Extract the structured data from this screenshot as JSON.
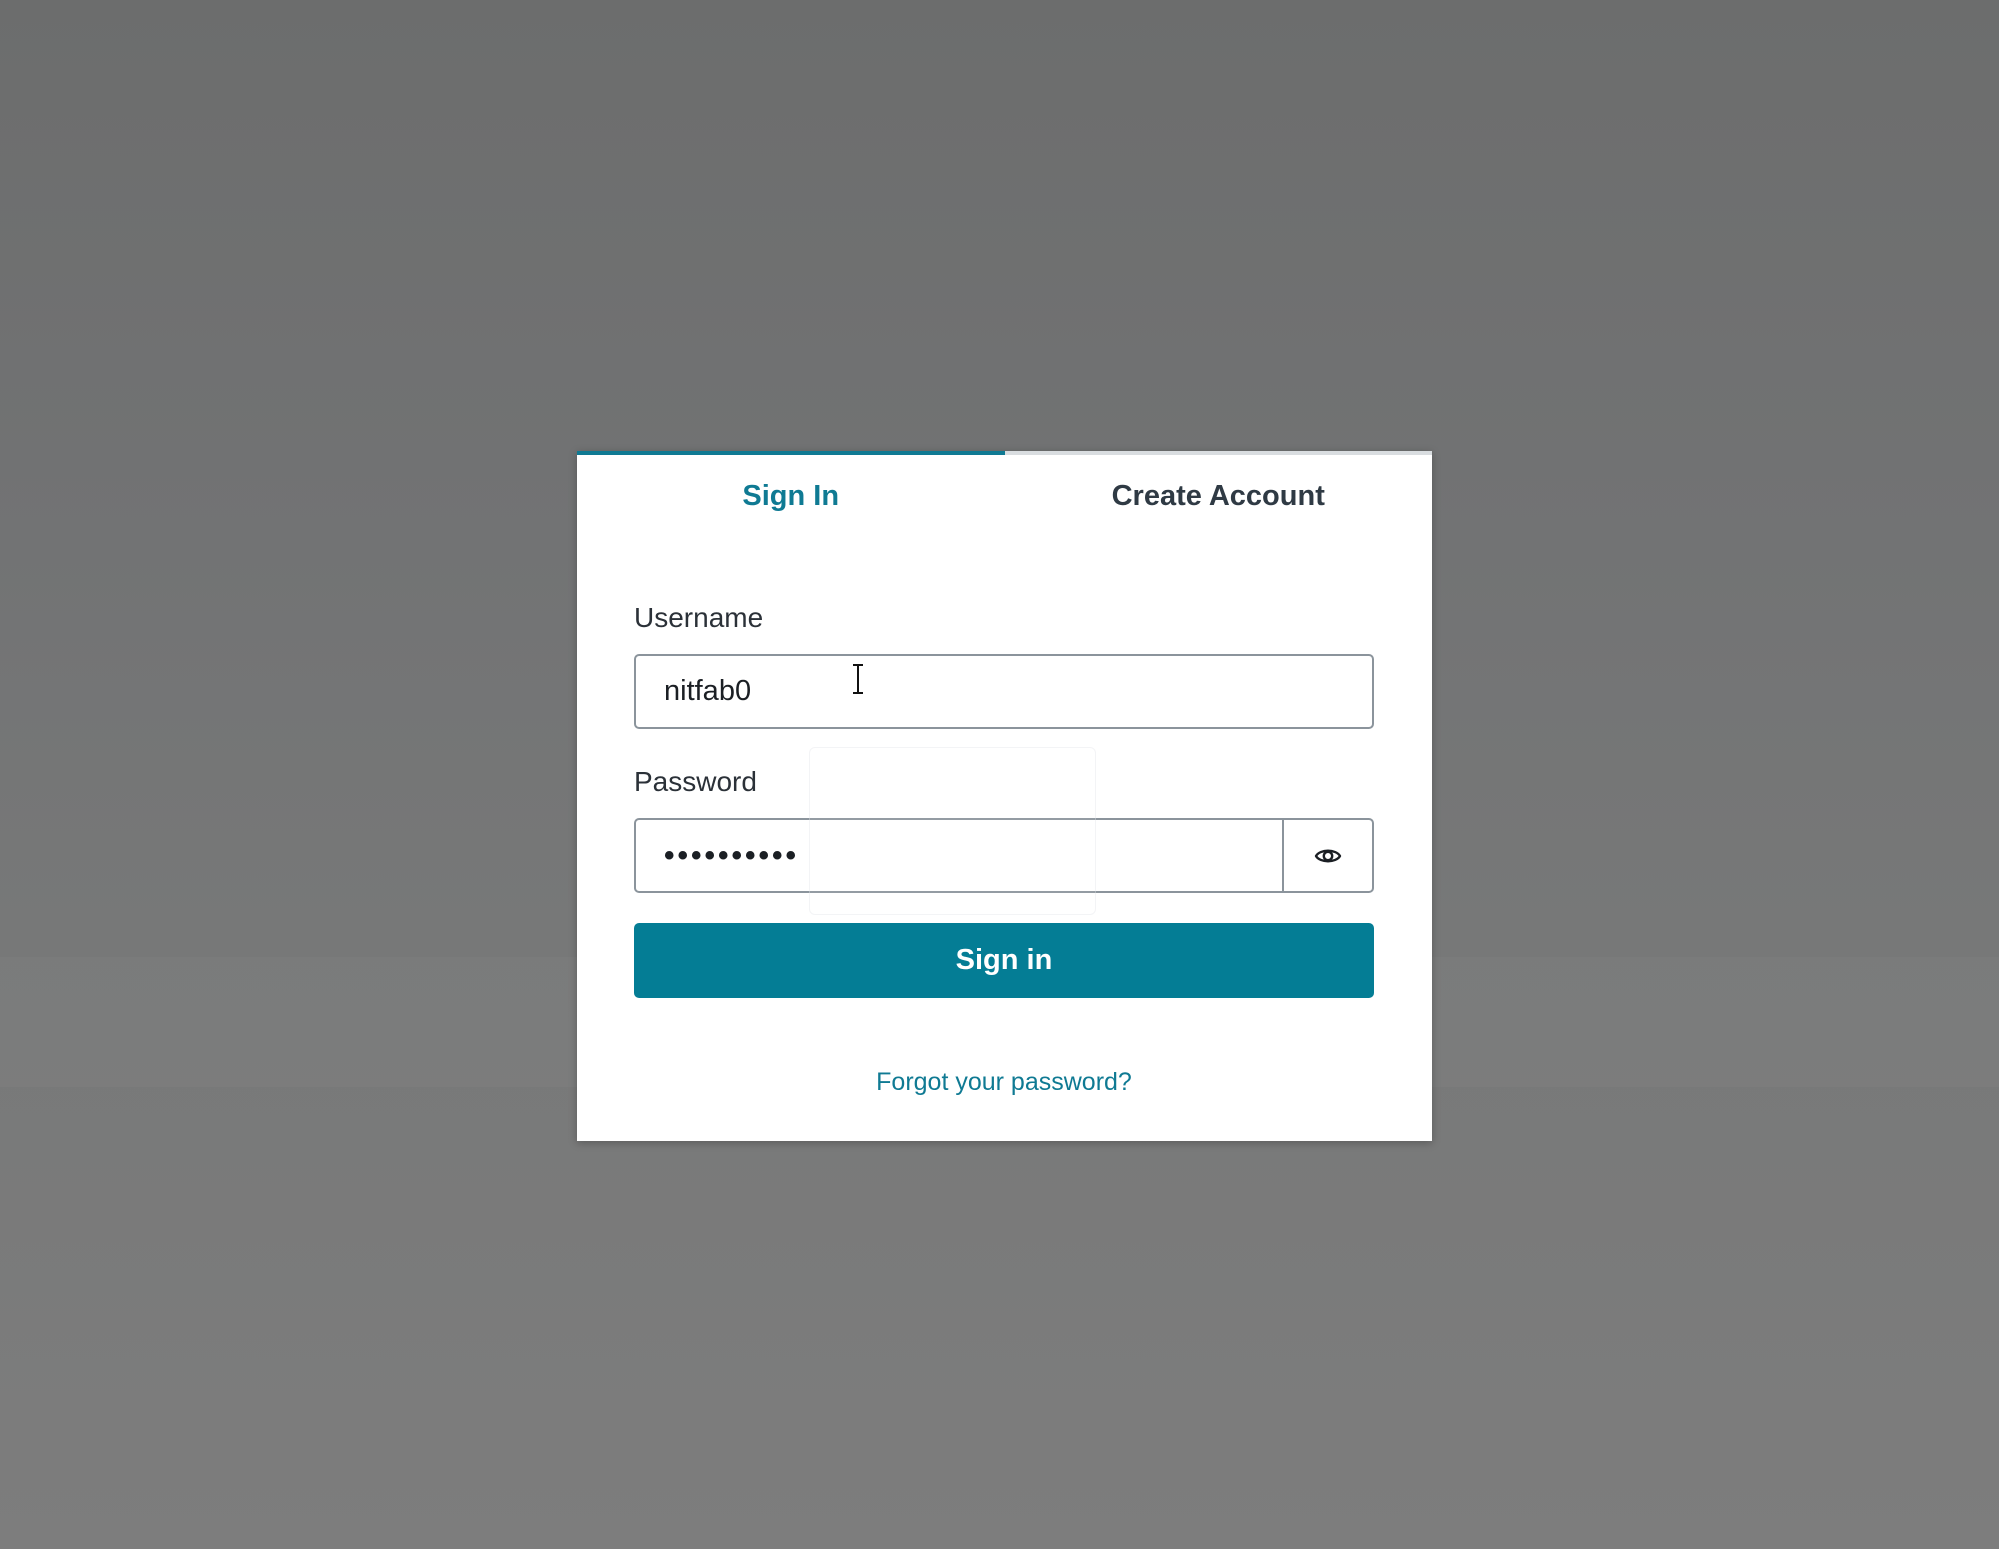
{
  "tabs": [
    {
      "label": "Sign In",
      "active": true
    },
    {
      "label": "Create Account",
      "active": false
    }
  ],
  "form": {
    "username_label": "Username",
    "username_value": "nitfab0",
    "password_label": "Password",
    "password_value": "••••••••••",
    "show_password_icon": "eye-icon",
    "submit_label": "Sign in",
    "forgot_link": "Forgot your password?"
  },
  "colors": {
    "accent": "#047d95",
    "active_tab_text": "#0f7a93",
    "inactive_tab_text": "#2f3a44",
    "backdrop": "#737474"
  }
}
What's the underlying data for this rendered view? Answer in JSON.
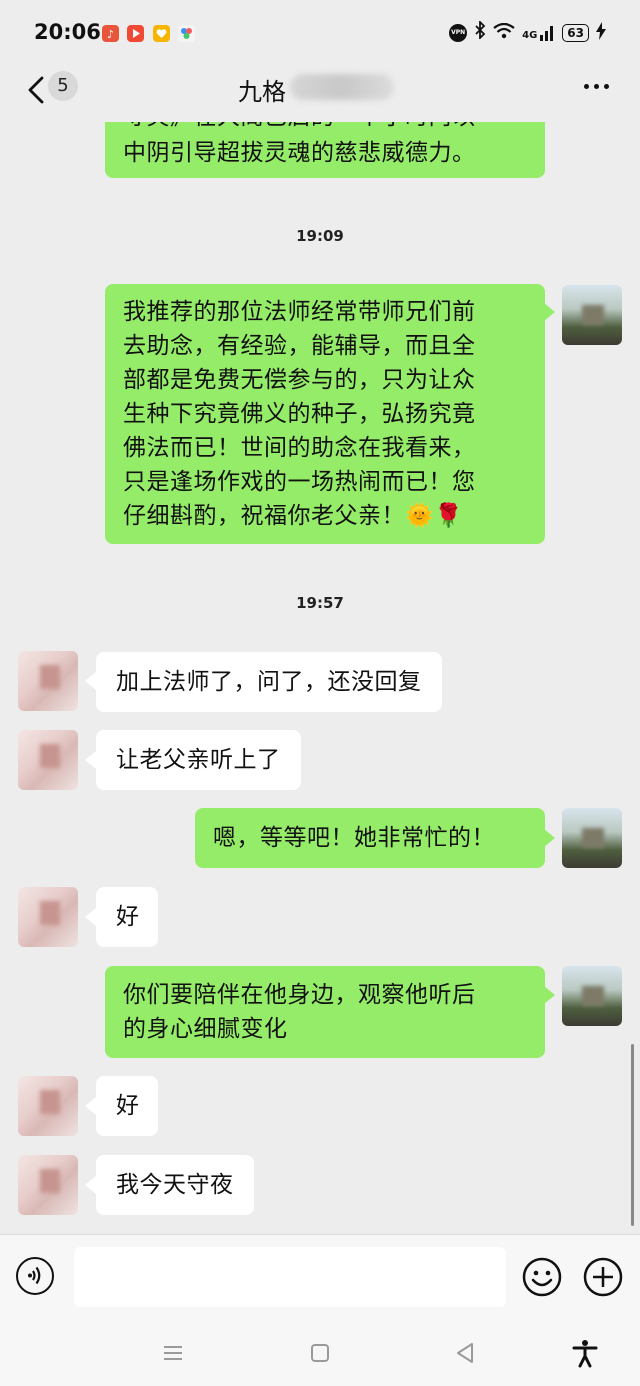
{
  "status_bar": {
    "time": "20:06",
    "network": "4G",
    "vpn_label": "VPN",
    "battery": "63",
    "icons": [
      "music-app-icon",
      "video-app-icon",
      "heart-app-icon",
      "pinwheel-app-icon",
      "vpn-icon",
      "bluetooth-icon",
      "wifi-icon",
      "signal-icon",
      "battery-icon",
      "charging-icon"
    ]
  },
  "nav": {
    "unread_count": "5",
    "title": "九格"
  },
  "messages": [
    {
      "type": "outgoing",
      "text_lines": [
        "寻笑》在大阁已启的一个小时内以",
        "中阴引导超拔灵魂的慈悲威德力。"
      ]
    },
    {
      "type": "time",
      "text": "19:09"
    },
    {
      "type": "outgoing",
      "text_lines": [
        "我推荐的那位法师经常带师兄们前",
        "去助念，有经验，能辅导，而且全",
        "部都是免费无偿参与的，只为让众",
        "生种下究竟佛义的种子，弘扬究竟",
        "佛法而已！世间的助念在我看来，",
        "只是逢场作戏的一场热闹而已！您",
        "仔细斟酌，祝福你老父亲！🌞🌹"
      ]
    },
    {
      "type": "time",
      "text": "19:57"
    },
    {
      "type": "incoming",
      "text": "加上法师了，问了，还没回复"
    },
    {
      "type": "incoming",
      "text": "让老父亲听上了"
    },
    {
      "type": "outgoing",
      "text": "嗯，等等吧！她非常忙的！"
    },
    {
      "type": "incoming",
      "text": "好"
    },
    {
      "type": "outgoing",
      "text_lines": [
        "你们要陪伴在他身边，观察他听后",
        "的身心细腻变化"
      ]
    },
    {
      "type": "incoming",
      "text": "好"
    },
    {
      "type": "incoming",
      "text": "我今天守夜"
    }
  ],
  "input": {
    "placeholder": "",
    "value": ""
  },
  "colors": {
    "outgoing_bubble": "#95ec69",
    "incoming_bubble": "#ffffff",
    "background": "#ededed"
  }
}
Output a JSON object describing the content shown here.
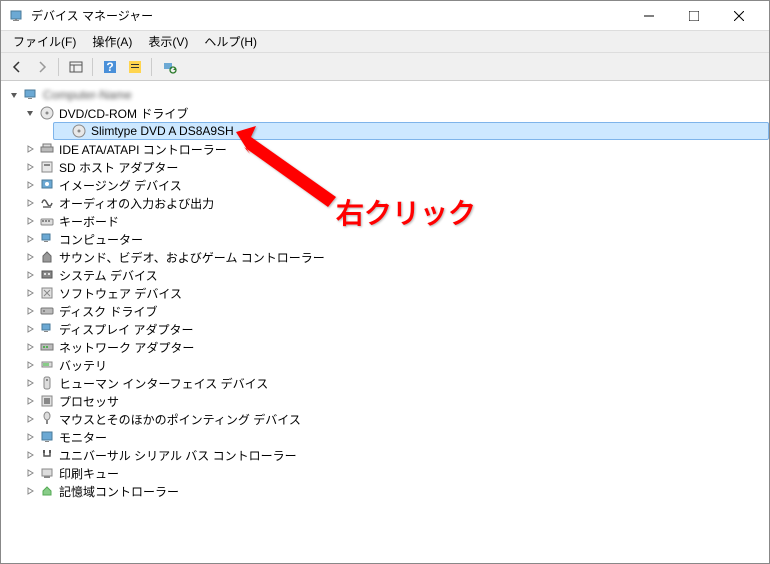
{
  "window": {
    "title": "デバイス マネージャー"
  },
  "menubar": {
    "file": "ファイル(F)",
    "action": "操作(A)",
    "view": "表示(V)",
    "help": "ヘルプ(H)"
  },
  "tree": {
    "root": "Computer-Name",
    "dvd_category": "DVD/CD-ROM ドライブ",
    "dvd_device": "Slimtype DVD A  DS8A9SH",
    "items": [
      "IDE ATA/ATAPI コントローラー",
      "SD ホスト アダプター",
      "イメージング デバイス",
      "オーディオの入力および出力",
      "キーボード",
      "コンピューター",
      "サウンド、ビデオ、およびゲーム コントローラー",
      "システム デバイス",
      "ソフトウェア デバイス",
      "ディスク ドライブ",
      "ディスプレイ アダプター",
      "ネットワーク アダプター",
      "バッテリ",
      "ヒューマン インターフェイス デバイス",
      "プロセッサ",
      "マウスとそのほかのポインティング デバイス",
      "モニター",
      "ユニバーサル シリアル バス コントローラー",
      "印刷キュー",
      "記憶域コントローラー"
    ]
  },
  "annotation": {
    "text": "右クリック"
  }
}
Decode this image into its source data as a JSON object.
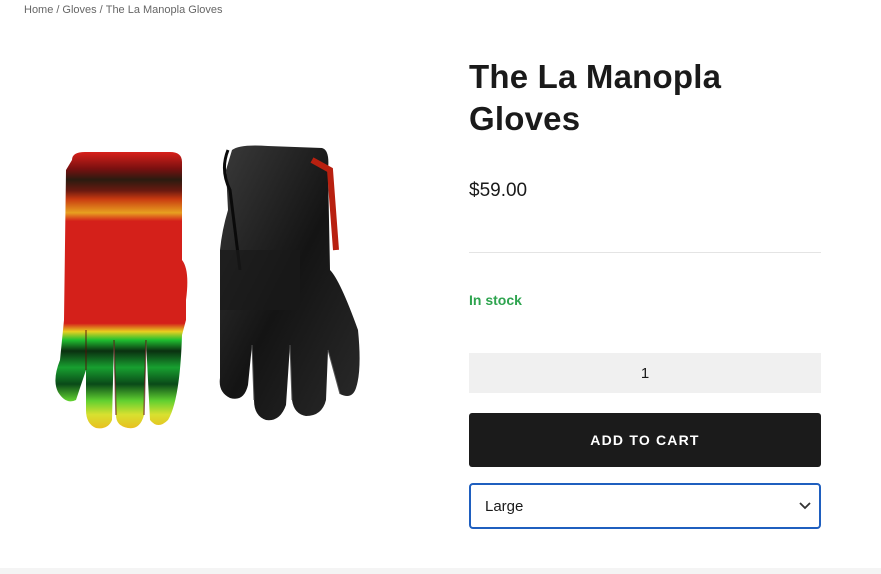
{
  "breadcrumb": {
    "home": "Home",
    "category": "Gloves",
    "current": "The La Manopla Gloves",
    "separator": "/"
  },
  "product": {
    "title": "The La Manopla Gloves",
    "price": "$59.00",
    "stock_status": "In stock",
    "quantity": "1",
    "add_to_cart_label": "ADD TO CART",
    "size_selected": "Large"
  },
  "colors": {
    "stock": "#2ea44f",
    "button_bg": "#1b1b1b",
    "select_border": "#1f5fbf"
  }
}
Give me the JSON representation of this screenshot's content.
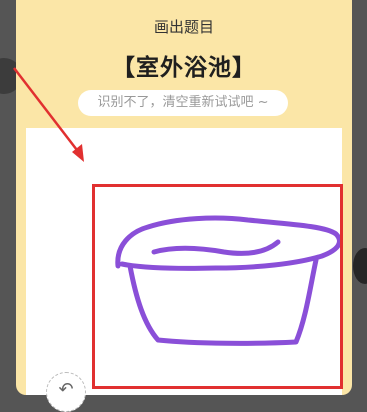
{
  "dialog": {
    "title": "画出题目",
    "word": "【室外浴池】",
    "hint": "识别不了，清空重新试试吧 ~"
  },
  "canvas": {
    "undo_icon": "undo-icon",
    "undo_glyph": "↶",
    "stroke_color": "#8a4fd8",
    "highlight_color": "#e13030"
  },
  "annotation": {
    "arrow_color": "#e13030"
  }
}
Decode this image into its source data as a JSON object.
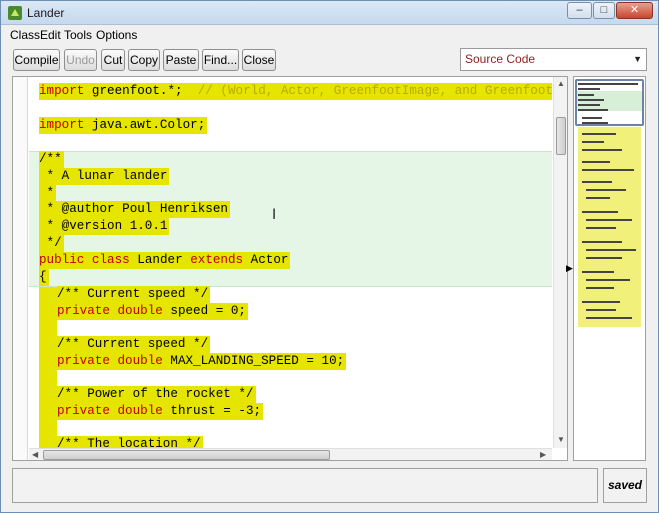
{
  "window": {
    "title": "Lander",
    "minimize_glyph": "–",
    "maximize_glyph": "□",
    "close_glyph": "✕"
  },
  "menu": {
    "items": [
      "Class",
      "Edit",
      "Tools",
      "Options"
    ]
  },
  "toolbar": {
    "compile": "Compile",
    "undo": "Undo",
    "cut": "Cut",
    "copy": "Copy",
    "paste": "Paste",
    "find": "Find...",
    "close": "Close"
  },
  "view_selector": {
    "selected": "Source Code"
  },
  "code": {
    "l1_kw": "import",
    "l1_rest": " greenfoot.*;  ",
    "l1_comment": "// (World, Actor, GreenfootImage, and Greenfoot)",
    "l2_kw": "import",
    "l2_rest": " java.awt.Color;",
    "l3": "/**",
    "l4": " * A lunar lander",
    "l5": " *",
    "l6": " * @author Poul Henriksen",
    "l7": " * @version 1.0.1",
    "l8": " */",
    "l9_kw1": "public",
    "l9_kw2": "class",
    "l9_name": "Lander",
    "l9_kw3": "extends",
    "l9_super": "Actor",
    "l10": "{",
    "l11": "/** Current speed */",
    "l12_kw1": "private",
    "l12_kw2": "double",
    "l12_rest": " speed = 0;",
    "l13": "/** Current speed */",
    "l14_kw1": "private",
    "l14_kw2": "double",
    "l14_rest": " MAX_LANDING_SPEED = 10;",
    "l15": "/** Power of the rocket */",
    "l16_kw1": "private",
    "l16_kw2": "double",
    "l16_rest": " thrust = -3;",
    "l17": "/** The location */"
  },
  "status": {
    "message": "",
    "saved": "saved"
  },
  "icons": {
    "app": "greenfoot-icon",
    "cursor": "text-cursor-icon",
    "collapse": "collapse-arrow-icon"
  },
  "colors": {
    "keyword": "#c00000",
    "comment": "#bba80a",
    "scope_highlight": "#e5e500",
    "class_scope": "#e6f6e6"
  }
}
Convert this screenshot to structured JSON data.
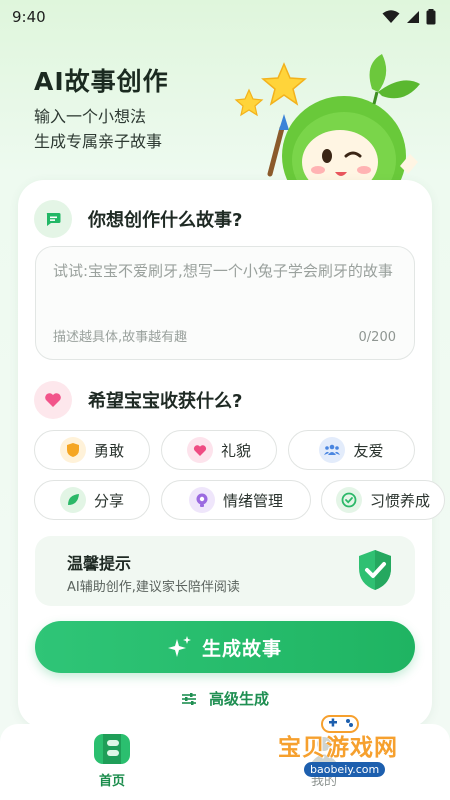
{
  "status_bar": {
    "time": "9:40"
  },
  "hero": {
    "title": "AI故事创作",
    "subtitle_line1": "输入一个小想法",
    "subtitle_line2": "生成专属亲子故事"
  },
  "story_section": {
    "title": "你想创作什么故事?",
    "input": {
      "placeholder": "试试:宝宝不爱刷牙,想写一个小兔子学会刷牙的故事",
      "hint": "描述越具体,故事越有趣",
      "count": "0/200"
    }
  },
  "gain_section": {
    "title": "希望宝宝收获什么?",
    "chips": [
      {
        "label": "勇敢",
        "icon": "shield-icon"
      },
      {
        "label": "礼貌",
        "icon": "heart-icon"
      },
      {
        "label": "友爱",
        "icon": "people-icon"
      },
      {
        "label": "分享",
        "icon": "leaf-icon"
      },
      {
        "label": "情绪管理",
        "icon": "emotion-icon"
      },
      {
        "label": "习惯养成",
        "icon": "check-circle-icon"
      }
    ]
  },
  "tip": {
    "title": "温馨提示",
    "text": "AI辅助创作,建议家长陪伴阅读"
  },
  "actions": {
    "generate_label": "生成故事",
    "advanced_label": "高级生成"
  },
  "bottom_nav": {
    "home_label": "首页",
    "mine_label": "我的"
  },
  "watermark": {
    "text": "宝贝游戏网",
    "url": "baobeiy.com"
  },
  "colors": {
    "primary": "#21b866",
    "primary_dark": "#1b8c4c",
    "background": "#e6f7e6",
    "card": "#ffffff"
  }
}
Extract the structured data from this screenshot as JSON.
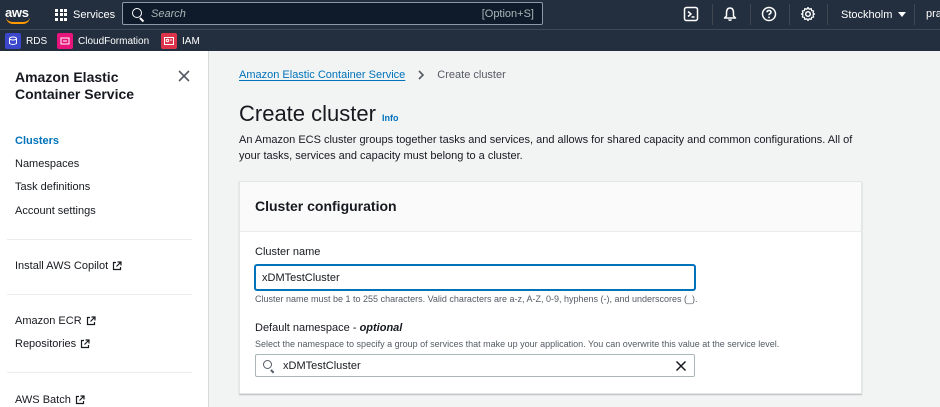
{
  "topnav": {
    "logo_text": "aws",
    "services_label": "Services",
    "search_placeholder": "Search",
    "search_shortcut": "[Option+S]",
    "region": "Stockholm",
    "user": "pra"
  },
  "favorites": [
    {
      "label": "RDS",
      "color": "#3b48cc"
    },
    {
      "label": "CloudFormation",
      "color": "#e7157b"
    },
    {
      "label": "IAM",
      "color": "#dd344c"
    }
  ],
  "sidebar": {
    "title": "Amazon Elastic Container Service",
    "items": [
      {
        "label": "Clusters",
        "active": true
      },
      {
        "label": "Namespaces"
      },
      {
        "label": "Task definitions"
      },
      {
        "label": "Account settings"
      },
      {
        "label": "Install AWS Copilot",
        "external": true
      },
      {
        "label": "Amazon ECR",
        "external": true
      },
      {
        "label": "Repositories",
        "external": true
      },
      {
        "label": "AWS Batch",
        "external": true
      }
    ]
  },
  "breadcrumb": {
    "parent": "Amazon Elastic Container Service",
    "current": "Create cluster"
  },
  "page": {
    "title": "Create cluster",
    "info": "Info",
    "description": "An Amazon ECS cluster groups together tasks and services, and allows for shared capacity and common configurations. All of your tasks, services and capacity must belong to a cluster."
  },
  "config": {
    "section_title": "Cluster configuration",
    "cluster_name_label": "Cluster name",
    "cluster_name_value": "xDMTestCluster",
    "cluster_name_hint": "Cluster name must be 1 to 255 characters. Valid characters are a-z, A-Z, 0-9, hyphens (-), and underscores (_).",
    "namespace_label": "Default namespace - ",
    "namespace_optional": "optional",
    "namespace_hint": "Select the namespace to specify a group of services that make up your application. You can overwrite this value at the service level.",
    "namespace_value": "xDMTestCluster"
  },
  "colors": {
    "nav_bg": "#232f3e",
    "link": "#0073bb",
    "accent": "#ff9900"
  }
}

--------------------

*JOB:* Locate all lines that include the word "this" and copy them out.

*REPLY:*
Extract the structured data from this screenshot as JSON.
What's the underlying data for this rendered view? Answer in JSON.
Decode this image into its source data as a JSON object.
Give me the JSON representation of this screenshot's content.
Decode this image into its source data as a JSON object.
Convert this screenshot to structured JSON data.
Extract the structured data from this screenshot as JSON.
    "namespace_hint": "Select the namespace to specify a group of services that make up your application. You can overwrite this value at the service level.",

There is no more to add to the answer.